* **Required work**
(1) Using the fermenter article, answer each question on its own line:
(a) Over how many years have most of the writer's brews been made in a 6 gallon plastic bucket?
(b) What capacity is the Brewcraft plastic fermenter?
(c) How many Better Bottle fermenters does the writer own?
(2) Translate this sentence from the fermenter article into Spanish: "BetterBottle carboys are amazingly tough, so I do not believe your carboy has cracked from a bump or a drop."

If you are like me, then you probably have tried just about every type of homebrew fermenter on the market with the exception of the stainless steel (mini Pro brewer) conical.
From traditional 6 gallon plastic bucket, glass carboys and the specialized plastic fermenters, I have tried them all.
Most of my brews over the last 15 years have all been in a 6 gallon plastic bucket. I even still have my original 6 gallon pail and although I don’t use it for fermenting any longer, in a pinch I think it’s still perfectly fine. I use my glass carboy, but I’m always concerned about breakage and weight of a full carboy can be a real pain lifting in and out of my fermentation freezer.
So over the past 2 years I have switched to two styles of fermenters that I use for the majority of my brews. The Brewcraft 30 liter plastic fermenter which is perfect for those high gravity brews and is also perfect for a secondary when you have a lot a fruit or other additions. The other is the 6 gallon Better Bottle. Light weight, great visibility and easy to clean.
I few weeks back I opened my fermentation fridge and noticed a ring of brown liquid at the base of my Better Bottle. My first thought was I spilled some wort when I transferred and did not clean in up. I lifted the Better Bottle out cleaned up the mess and picked up the fermenter to place back in. At that point I noticed more wort on the floor of my garage. So……after transferring to a new fermenter I inspected the bottom and notice a number of hairline cracks. I have never broke a glass carboy, so how did I break a plastic one?
After a lengthy email conversation with Better Bottle customer service, I learned that the Better Bottle, although durable it has some weaknesses.
“We are sorry to hear that you have encountered a problem with your BetterBottle product. BetterBottle carboys are amazingly tough, so I do not believe your carboy has cracked from a bump or a drop. It seems most likely your carboy has developed a caustic stress crack. Washing and sanitizing involves a great deal of complex chemistry. If you have not already done so, please refer to the Wash/Sanitize section, under the Technical tab, at our Web site. The article, Washing and Sanitizing Home Winemaking and Brewing Equipment will be a big help to you.
As a rule, BetterBottle carboys hold up very well under the conditions we recommend for washing and sanitizing. However, strong chemicals do attack metals, glass, rubber, and plastics and though our PET is way more resistant than many other plastics, it is not entirely immune to chemical stress cracking and you have to be careful how you use the strong chemicals, especially caustic detergents and sanitizers.”
This response caught me completely off guard. I clean all my fermenters pretty much the same way and have never encountered a problem related to PBW and StarSan both which I have used for years. This also concerns me because I own 4 of these fermenters, so after a quick inspection I noticed scuff marks and although I have no idea if they will lead the way to future failures, it does concern me.
The on-line instructions are extensive and go into too much detail to list, so if you use or are thinking about using the Better Bottle I suggest that you check them out. A few of the important points that should be noted is the temperature of the water, dilution of the chemical and total contact time. All of which can lead to caustic stress cracks. For some of you, that might be enough to turn you off using the Better Bottle, for me I’m still in a “wait and see” mode.
As for the “Better” fermenter….I really think that depends on what works for you. I won’t stop using my Better Bottles, but I don’t plan on buying any more until I feel more comfortable with their durability. After a quick price check of 6 gallon fermenters I think I will be looking for deals on glass carboys for the time being.

* **Entries shown**
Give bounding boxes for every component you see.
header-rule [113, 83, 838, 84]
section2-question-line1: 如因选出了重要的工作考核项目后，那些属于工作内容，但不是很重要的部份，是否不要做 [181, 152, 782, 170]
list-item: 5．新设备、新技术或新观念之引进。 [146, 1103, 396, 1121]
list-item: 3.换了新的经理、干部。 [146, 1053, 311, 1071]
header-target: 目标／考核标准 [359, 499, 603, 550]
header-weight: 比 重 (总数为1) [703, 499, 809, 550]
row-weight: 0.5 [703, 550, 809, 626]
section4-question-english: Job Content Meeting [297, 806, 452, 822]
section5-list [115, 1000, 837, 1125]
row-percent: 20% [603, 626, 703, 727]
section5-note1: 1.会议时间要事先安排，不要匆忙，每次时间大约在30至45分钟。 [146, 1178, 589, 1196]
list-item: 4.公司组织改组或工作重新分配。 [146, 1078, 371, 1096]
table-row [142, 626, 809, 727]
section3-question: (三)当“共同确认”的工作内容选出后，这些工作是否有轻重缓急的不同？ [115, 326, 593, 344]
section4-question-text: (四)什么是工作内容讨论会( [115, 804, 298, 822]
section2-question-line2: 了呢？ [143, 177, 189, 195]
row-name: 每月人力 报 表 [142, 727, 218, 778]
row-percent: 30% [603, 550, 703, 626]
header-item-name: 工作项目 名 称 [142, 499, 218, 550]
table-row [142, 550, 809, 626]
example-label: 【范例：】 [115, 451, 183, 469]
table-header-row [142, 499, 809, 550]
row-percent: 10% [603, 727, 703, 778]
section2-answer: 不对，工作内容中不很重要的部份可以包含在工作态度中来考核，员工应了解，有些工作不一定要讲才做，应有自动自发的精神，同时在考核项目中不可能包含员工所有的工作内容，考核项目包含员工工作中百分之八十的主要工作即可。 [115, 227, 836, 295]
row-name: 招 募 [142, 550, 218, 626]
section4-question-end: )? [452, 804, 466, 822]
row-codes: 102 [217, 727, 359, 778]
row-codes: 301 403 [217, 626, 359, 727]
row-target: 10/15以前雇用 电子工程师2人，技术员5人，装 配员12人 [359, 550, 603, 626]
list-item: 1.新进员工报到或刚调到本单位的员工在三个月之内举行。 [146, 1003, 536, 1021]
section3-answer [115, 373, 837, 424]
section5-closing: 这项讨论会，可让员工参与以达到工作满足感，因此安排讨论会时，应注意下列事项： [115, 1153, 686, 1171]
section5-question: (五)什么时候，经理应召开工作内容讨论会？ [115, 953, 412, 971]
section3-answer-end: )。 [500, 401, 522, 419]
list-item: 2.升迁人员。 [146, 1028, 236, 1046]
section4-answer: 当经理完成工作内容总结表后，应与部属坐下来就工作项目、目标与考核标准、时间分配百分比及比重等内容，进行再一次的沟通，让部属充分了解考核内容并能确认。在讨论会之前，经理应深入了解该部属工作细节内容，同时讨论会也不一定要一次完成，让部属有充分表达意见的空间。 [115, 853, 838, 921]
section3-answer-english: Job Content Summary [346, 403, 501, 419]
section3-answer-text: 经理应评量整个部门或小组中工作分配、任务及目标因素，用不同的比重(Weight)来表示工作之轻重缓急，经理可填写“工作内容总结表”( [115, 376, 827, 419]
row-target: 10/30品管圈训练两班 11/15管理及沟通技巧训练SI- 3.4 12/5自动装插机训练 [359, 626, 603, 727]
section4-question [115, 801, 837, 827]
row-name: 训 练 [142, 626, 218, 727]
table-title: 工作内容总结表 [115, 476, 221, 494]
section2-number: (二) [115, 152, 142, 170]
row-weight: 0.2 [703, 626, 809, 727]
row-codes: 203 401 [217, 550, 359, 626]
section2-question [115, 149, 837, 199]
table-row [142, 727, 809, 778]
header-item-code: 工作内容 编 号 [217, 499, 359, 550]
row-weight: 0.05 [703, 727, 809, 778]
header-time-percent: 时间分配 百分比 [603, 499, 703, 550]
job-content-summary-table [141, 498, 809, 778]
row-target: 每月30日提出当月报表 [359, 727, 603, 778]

* **Exercise results**
(1)
(a) 15 years
(b) 30 liters
(c) 4

(2) Las garrafas BetterBottle son increíblemente resistentes, así que no creo que su garrafa se haya agrietado por un golpe o una caída.